What you have to do:
Take the material and output all of it exactly.
---*---
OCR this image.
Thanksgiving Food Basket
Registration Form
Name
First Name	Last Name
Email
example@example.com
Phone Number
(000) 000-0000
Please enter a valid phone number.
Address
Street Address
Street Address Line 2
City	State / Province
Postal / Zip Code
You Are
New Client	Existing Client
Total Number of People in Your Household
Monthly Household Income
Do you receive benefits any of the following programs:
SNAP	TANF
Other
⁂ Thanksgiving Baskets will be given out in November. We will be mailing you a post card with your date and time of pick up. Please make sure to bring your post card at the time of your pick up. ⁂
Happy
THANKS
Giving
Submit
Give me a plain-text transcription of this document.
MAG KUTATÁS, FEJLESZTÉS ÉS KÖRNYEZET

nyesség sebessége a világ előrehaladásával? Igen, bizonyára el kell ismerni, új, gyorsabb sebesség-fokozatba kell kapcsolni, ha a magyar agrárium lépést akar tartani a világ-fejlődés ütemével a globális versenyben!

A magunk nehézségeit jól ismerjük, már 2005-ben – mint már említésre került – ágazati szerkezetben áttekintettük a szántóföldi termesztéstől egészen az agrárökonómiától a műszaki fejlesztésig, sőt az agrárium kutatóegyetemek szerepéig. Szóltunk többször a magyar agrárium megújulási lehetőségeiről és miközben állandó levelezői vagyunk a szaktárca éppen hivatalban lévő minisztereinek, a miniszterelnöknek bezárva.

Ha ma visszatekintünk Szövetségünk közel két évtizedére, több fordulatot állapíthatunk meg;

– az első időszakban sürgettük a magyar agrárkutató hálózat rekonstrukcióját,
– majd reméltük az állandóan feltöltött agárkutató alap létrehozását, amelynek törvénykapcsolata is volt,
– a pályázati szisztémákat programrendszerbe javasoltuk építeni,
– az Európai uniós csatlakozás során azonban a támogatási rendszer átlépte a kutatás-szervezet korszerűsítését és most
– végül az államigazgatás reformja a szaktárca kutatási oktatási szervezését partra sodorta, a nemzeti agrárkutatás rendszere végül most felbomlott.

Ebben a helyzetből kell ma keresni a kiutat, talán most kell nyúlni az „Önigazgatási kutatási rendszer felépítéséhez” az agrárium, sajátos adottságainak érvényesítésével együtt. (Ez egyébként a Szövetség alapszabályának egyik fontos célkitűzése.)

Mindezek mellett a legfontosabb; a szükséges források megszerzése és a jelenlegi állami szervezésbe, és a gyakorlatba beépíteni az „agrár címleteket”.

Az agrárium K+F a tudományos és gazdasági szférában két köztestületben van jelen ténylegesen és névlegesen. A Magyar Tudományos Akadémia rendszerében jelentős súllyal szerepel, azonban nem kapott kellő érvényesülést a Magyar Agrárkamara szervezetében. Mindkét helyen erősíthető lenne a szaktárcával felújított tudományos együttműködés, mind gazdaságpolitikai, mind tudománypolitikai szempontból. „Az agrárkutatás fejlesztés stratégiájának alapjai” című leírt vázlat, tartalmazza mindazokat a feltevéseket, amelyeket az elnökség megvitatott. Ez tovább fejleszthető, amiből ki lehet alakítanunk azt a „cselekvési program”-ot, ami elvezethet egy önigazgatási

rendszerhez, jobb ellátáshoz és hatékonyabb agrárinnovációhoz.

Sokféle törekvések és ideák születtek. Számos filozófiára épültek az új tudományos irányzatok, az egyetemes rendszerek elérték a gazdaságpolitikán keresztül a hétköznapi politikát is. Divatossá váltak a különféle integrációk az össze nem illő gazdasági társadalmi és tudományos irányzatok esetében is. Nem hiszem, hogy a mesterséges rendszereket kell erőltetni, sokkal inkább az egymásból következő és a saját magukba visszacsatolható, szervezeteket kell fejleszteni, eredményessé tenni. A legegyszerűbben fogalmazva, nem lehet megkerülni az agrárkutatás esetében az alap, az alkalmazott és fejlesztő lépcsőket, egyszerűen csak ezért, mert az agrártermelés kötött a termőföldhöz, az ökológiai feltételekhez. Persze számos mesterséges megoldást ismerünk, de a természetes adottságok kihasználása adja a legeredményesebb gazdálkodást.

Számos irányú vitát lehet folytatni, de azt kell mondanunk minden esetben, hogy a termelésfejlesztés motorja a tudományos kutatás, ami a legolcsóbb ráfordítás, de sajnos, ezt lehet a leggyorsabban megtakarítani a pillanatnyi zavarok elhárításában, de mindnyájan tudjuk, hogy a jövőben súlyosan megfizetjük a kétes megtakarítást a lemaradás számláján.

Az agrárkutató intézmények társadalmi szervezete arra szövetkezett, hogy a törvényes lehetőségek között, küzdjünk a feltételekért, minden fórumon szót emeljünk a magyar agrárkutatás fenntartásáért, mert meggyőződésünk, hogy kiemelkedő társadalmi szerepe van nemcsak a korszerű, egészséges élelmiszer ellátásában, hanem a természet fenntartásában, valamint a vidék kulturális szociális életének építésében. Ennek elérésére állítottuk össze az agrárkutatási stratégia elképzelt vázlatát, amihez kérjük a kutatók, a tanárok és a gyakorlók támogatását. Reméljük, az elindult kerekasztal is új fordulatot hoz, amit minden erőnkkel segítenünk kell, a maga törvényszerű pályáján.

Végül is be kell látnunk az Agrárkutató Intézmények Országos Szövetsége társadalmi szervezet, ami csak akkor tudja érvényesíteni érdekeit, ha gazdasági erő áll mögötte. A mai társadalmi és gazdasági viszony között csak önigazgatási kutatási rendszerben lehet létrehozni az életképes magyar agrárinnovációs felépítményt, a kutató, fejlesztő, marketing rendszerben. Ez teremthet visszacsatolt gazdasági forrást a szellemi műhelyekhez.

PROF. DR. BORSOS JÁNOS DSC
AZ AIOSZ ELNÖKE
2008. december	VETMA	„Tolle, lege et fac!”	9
---*---
Task answer:
OCR this image.
Thanksgiving Food Basket
Registration Form
Name
First Name	Last Name
Email
example@example.com
Phone Number
(000) 000-0000
Please enter a valid phone number.
Address
Street Address
Street Address Line 2
City	State / Province
Postal / Zip Code
You Are
New Client	Existing Client
Total Number of People in Your Household
Monthly Household Income
Do you receive benefits any of the following programs:
SNAP	TANF
Other
⁂ Thanksgiving Baskets will be given out in November. We will be mailing you a post card with your date and time of pick up. Please make sure to bring your post card at the time of your pick up. ⁂
Happy
THANKS
Giving
Submit
Give me a plain-text transcription of this document.
MAG KUTATÁS, FEJLESZTÉS ÉS KÖRNYEZET

nyesség sebessége a világ előrehaladásával? Igen, bizonyára el kell ismerni, új, gyorsabb sebesség-fokozatba kell kapcsolni, ha a magyar agrárium lépést akar tartani a világ-fejlődés ütemével a globális versenyben!

A magunk nehézségeit jól ismerjük, már 2005-ben – mint már említésre került – ágazati szerkezetben áttekintettük a szántóföldi termesztéstől egészen az agrárökonómiától a műszaki fejlesztésig, sőt az agrárium kutatóegyetemek szerepéig. Szóltunk többször a magyar agrárium megújulási lehetőségeiről és miközben állandó levelezői vagyunk a szaktárca éppen hivatalban lévő minisztereinek, a miniszterelnöknek bezárva.

Ha ma visszatekintünk Szövetségünk közel két évtizedére, több fordulatot állapíthatunk meg;

– az első időszakban sürgettük a magyar agrárkutató hálózat rekonstrukcióját,
– majd reméltük az állandóan feltöltött agárkutató alap létrehozását, amelynek törvénykapcsolata is volt,
– a pályázati szisztémákat programrendszerbe javasoltuk építeni,
– az Európai uniós csatlakozás során azonban a támogatási rendszer átlépte a kutatás-szervezet korszerűsítését és most
– végül az államigazgatás reformja a szaktárca kutatási oktatási szervezését partra sodorta, a nemzeti agrárkutatás rendszere végül most felbomlott.

Ebben a helyzetből kell ma keresni a kiutat, talán most kell nyúlni az „Önigazgatási kutatási rendszer felépítéséhez” az agrárium, sajátos adottságainak érvényesítésével együtt. (Ez egyébként a Szövetség alapszabályának egyik fontos célkitűzése.)

Mindezek mellett a legfontosabb; a szükséges források megszerzése és a jelenlegi állami szervezésbe, és a gyakorlatba beépíteni az „agrár címleteket”.

Az agrárium K+F a tudományos és gazdasági szférában két köztestületben van jelen ténylegesen és névlegesen. A Magyar Tudományos Akadémia rendszerében jelentős súllyal szerepel, azonban nem kapott kellő érvényesülést a Magyar Agrárkamara szervezetében. Mindkét helyen erősíthető lenne a szaktárcával felújított tudományos együttműködés, mind gazdaságpolitikai, mind tudománypolitikai szempontból. „Az agrárkutatás fejlesztés stratégiájának alapjai” című leírt vázlat, tartalmazza mindazokat a feltevéseket, amelyeket az elnökség megvitatott. Ez tovább fejleszthető, amiből ki lehet alakítanunk azt a „cselekvési program”-ot, ami elvezethet egy önigazgatási

rendszerhez, jobb ellátáshoz és hatékonyabb agrárinnovációhoz.

Sokféle törekvések és ideák születtek. Számos filozófiára épültek az új tudományos irányzatok, az egyetemes rendszerek elérték a gazdaságpolitikán keresztül a hétköznapi politikát is. Divatossá váltak a különféle integrációk az össze nem illő gazdasági társadalmi és tudományos irányzatok esetében is. Nem hiszem, hogy a mesterséges rendszereket kell erőltetni, sokkal inkább az egymásból következő és a saját magukba visszacsatolható, szervezeteket kell fejleszteni, eredményessé tenni. A legegyszerűbben fogalmazva, nem lehet megkerülni az agrárkutatás esetében az alap, az alkalmazott és fejlesztő lépcsőket, egyszerűen csak ezért, mert az agrártermelés kötött a termőföldhöz, az ökológiai feltételekhez. Persze számos mesterséges megoldást ismerünk, de a természetes adottságok kihasználása adja a legeredményesebb gazdálkodást.

Számos irányú vitát lehet folytatni, de azt kell mondanunk minden esetben, hogy a termelésfejlesztés motorja a tudományos kutatás, ami a legolcsóbb ráfordítás, de sajnos, ezt lehet a leggyorsabban megtakarítani a pillanatnyi zavarok elhárításában, de mindnyájan tudjuk, hogy a jövőben súlyosan megfizetjük a kétes megtakarítást a lemaradás számláján.

Az agrárkutató intézmények társadalmi szervezete arra szövetkezett, hogy a törvényes lehetőségek között, küzdjünk a feltételekért, minden fórumon szót emeljünk a magyar agrárkutatás fenntartásáért, mert meggyőződésünk, hogy kiemelkedő társadalmi szerepe van nemcsak a korszerű, egészséges élelmiszer ellátásában, hanem a természet fenntartásában, valamint a vidék kulturális szociális életének építésében. Ennek elérésére állítottuk össze az agrárkutatási stratégia elképzelt vázlatát, amihez kérjük a kutatók, a tanárok és a gyakorlók támogatását. Reméljük, az elindult kerekasztal is új fordulatot hoz, amit minden erőnkkel segítenünk kell, a maga törvényszerű pályáján.

Végül is be kell látnunk az Agrárkutató Intézmények Országos Szövetsége társadalmi szervezet, ami csak akkor tudja érvényesíteni érdekeit, ha gazdasági erő áll mögötte. A mai társadalmi és gazdasági viszony között csak önigazgatási kutatási rendszerben lehet létrehozni az életképes magyar agrárinnovációs felépítményt, a kutató, fejlesztő, marketing rendszerben. Ez teremthet visszacsatolt gazdasági forrást a szellemi műhelyekhez.

PROF. DR. BORSOS JÁNOS DSC
AZ AIOSZ ELNÖKE
2008. december	VETMA	„Tolle, lege et fac!”	9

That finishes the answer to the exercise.